··· Data for this exercise ···
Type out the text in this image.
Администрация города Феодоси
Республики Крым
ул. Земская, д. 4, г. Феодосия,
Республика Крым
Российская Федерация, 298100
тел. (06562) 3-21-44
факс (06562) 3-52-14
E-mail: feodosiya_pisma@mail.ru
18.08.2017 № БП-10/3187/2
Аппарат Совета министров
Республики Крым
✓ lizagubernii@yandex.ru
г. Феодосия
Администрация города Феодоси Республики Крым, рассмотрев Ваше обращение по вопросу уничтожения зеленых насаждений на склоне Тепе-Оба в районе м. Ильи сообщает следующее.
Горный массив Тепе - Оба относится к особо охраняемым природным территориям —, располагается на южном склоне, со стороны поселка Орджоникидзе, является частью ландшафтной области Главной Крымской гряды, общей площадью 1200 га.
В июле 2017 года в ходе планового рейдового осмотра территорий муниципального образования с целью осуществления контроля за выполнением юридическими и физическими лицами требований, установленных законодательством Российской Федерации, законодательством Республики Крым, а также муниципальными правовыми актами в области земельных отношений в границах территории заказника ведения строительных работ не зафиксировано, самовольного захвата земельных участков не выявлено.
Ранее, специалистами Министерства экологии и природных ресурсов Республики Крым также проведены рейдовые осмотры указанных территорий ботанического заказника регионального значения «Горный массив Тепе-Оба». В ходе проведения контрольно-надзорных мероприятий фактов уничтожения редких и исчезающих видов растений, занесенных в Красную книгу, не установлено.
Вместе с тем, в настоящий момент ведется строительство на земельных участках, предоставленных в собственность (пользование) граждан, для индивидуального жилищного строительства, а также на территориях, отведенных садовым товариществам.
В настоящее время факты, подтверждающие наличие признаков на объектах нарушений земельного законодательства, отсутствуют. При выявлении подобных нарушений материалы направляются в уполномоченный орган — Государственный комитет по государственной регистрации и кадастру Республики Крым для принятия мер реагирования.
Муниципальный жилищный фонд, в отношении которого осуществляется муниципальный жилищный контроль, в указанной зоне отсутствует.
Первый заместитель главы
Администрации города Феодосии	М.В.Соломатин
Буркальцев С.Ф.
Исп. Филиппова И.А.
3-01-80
···
**Given exercise:**
Extract all lines as given.

**Correct response:**
Type out the text in this image.
Администрация города Феодоси
Республики Крым
ул. Земская, д. 4, г. Феодосия,
Республика Крым
Российская Федерация, 298100
тел. (06562) 3-21-44
факс (06562) 3-52-14
E-mail: feodosiya_pisma@mail.ru
18.08.2017 № БП-10/3187/2
Аппарат Совета министров
Республики Крым
✓ lizagubernii@yandex.ru
г. Феодосия
Администрация города Феодоси Республики Крым, рассмотрев Ваше обращение по вопросу уничтожения зеленых насаждений на склоне Тепе-Оба в районе м. Ильи сообщает следующее.
Горный массив Тепе - Оба относится к особо охраняемым природным территориям —, располагается на южном склоне, со стороны поселка Орджоникидзе, является частью ландшафтной области Главной Крымской гряды, общей площадью 1200 га.
В июле 2017 года в ходе планового рейдового осмотра территорий муниципального образования с целью осуществления контроля за выполнением юридическими и физическими лицами требований, установленных законодательством Российской Федерации, законодательством Республики Крым, а также муниципальными правовыми актами в области земельных отношений в границах территории заказника ведения строительных работ не зафиксировано, самовольного захвата земельных участков не выявлено.
Ранее, специалистами Министерства экологии и природных ресурсов Республики Крым также проведены рейдовые осмотры указанных территорий ботанического заказника регионального значения «Горный массив Тепе-Оба». В ходе проведения контрольно-надзорных мероприятий фактов уничтожения редких и исчезающих видов растений, занесенных в Красную книгу, не установлено.
Вместе с тем, в настоящий момент ведется строительство на земельных участках, предоставленных в собственность (пользование) граждан, для индивидуального жилищного строительства, а также на территориях, отведенных садовым товариществам.
В настоящее время факты, подтверждающие наличие признаков на объектах нарушений земельного законодательства, отсутствуют. При выявлении подобных нарушений материалы направляются в уполномоченный орган — Государственный комитет по государственной регистрации и кадастру Республики Крым для принятия мер реагирования.
Муниципальный жилищный фонд, в отношении которого осуществляется муниципальный жилищный контроль, в указанной зоне отсутствует.
Первый заместитель главы
Администрации города Феодосии	М.В.Соломатин
Буркальцев С.Ф.
Исп. Филиппова И.А.
3-01-80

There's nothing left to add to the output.